OBJECTIVE:
Print all entries word for word.

EXCERPTED RECORDS:
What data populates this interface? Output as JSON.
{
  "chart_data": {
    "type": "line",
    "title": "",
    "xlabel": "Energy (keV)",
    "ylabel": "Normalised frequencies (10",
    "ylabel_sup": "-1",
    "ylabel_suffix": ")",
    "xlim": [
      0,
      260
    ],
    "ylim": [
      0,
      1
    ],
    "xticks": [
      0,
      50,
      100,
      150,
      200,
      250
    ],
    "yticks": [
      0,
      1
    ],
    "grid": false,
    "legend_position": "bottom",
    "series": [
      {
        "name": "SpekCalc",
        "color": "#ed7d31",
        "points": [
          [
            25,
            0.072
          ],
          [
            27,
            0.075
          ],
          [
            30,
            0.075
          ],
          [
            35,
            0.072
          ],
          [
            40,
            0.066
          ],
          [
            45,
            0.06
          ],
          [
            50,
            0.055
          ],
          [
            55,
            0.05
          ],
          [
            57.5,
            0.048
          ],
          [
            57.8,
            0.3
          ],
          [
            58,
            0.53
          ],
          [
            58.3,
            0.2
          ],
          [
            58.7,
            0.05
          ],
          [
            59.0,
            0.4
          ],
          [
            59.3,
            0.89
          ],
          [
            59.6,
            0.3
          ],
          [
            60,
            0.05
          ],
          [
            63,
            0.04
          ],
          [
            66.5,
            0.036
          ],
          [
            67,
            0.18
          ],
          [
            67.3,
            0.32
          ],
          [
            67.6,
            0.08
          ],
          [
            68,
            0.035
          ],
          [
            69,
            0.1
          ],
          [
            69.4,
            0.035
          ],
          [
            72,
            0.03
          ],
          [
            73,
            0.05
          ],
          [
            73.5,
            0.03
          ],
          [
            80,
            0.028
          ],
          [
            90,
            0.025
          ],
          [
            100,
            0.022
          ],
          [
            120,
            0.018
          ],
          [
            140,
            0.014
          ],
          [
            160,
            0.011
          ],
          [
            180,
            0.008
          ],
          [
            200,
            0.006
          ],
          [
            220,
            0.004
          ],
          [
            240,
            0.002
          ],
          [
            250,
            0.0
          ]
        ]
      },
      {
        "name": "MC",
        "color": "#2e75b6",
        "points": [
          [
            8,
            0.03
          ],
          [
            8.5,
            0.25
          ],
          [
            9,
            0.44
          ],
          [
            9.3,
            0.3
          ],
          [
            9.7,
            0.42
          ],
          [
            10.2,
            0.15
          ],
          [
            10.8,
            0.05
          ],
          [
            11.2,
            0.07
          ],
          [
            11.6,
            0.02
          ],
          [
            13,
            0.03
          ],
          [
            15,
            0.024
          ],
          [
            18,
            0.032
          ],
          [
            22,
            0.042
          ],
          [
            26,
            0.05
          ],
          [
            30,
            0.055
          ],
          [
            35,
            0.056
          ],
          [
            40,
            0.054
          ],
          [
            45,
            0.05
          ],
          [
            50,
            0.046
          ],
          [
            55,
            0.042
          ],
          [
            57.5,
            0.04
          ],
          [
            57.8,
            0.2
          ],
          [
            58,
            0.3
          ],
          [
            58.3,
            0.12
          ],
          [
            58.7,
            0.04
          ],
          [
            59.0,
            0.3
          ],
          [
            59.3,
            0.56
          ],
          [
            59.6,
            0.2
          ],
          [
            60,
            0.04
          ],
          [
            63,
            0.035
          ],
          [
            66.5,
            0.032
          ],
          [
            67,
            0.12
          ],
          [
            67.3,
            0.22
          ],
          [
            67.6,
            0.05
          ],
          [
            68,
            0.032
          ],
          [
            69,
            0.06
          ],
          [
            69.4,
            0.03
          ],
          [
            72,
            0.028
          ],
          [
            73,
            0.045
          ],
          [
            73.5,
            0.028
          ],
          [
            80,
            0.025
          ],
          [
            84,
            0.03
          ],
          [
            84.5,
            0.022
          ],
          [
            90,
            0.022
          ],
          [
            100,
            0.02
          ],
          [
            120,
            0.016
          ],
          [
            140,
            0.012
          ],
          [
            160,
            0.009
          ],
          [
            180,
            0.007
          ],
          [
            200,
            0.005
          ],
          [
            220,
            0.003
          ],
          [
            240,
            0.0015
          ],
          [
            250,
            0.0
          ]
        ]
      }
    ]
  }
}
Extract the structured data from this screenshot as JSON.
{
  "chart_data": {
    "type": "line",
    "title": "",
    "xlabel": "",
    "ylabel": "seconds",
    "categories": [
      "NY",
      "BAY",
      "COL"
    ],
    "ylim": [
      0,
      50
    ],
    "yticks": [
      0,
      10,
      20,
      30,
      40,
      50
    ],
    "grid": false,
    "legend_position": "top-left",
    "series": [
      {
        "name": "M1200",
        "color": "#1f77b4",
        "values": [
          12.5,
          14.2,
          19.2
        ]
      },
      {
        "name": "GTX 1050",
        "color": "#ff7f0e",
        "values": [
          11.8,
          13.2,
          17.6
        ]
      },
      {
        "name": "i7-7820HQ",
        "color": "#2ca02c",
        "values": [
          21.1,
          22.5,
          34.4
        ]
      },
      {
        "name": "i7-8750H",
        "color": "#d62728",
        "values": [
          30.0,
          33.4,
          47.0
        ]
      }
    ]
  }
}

RESULT FOR THIS EXERCISE:
What data populates this interface? Output as JSON.
{
  "chart_data": {
    "type": "line",
    "title": "",
    "xlabel": "Energy (keV)",
    "ylabel": "Normalised frequencies (10",
    "ylabel_sup": "-1",
    "ylabel_suffix": ")",
    "xlim": [
      0,
      260
    ],
    "ylim": [
      0,
      1
    ],
    "xticks": [
      0,
      50,
      100,
      150,
      200,
      250
    ],
    "yticks": [
      0,
      1
    ],
    "grid": false,
    "legend_position": "bottom",
    "series": [
      {
        "name": "SpekCalc",
        "color": "#ed7d31",
        "points": [
          [
            25,
            0.072
          ],
          [
            27,
            0.075
          ],
          [
            30,
            0.075
          ],
          [
            35,
            0.072
          ],
          [
            40,
            0.066
          ],
          [
            45,
            0.06
          ],
          [
            50,
            0.055
          ],
          [
            55,
            0.05
          ],
          [
            57.5,
            0.048
          ],
          [
            57.8,
            0.3
          ],
          [
            58,
            0.53
          ],
          [
            58.3,
            0.2
          ],
          [
            58.7,
            0.05
          ],
          [
            59.0,
            0.4
          ],
          [
            59.3,
            0.89
          ],
          [
            59.6,
            0.3
          ],
          [
            60,
            0.05
          ],
          [
            63,
            0.04
          ],
          [
            66.5,
            0.036
          ],
          [
            67,
            0.18
          ],
          [
            67.3,
            0.32
          ],
          [
            67.6,
            0.08
          ],
          [
            68,
            0.035
          ],
          [
            69,
            0.1
          ],
          [
            69.4,
            0.035
          ],
          [
            72,
            0.03
          ],
          [
            73,
            0.05
          ],
          [
            73.5,
            0.03
          ],
          [
            80,
            0.028
          ],
          [
            90,
            0.025
          ],
          [
            100,
            0.022
          ],
          [
            120,
            0.018
          ],
          [
            140,
            0.014
          ],
          [
            160,
            0.011
          ],
          [
            180,
            0.008
          ],
          [
            200,
            0.006
          ],
          [
            220,
            0.004
          ],
          [
            240,
            0.002
          ],
          [
            250,
            0.0
          ]
        ]
      },
      {
        "name": "MC",
        "color": "#2e75b6",
        "points": [
          [
            8,
            0.03
          ],
          [
            8.5,
            0.25
          ],
          [
            9,
            0.44
          ],
          [
            9.3,
            0.3
          ],
          [
            9.7,
            0.42
          ],
          [
            10.2,
            0.15
          ],
          [
            10.8,
            0.05
          ],
          [
            11.2,
            0.07
          ],
          [
            11.6,
            0.02
          ],
          [
            13,
            0.03
          ],
          [
            15,
            0.024
          ],
          [
            18,
            0.032
          ],
          [
            22,
            0.042
          ],
          [
            26,
            0.05
          ],
          [
            30,
            0.055
          ],
          [
            35,
            0.056
          ],
          [
            40,
            0.054
          ],
          [
            45,
            0.05
          ],
          [
            50,
            0.046
          ],
          [
            55,
            0.042
          ],
          [
            57.5,
            0.04
          ],
          [
            57.8,
            0.2
          ],
          [
            58,
            0.3
          ],
          [
            58.3,
            0.12
          ],
          [
            58.7,
            0.04
          ],
          [
            59.0,
            0.3
          ],
          [
            59.3,
            0.56
          ],
          [
            59.6,
            0.2
          ],
          [
            60,
            0.04
          ],
          [
            63,
            0.035
          ],
          [
            66.5,
            0.032
          ],
          [
            67,
            0.12
          ],
          [
            67.3,
            0.22
          ],
          [
            67.6,
            0.05
          ],
          [
            68,
            0.032
          ],
          [
            69,
            0.06
          ],
          [
            69.4,
            0.03
          ],
          [
            72,
            0.028
          ],
          [
            73,
            0.045
          ],
          [
            73.5,
            0.028
          ],
          [
            80,
            0.025
          ],
          [
            84,
            0.03
          ],
          [
            84.5,
            0.022
          ],
          [
            90,
            0.022
          ],
          [
            100,
            0.02
          ],
          [
            120,
            0.016
          ],
          [
            140,
            0.012
          ],
          [
            160,
            0.009
          ],
          [
            180,
            0.007
          ],
          [
            200,
            0.005
          ],
          [
            220,
            0.003
          ],
          [
            240,
            0.0015
          ],
          [
            250,
            0.0
          ]
        ]
      }
    ]
  }
}
Extract the structured data from this screenshot as JSON.
{
  "chart_data": {
    "type": "line",
    "title": "",
    "xlabel": "",
    "ylabel": "seconds",
    "categories": [
      "NY",
      "BAY",
      "COL"
    ],
    "ylim": [
      0,
      50
    ],
    "yticks": [
      0,
      10,
      20,
      30,
      40,
      50
    ],
    "grid": false,
    "legend_position": "top-left",
    "series": [
      {
        "name": "M1200",
        "color": "#1f77b4",
        "values": [
          12.5,
          14.2,
          19.2
        ]
      },
      {
        "name": "GTX 1050",
        "color": "#ff7f0e",
        "values": [
          11.8,
          13.2,
          17.6
        ]
      },
      {
        "name": "i7-7820HQ",
        "color": "#2ca02c",
        "values": [
          21.1,
          22.5,
          34.4
        ]
      },
      {
        "name": "i7-8750H",
        "color": "#d62728",
        "values": [
          30.0,
          33.4,
          47.0
        ]
      }
    ]
  }
}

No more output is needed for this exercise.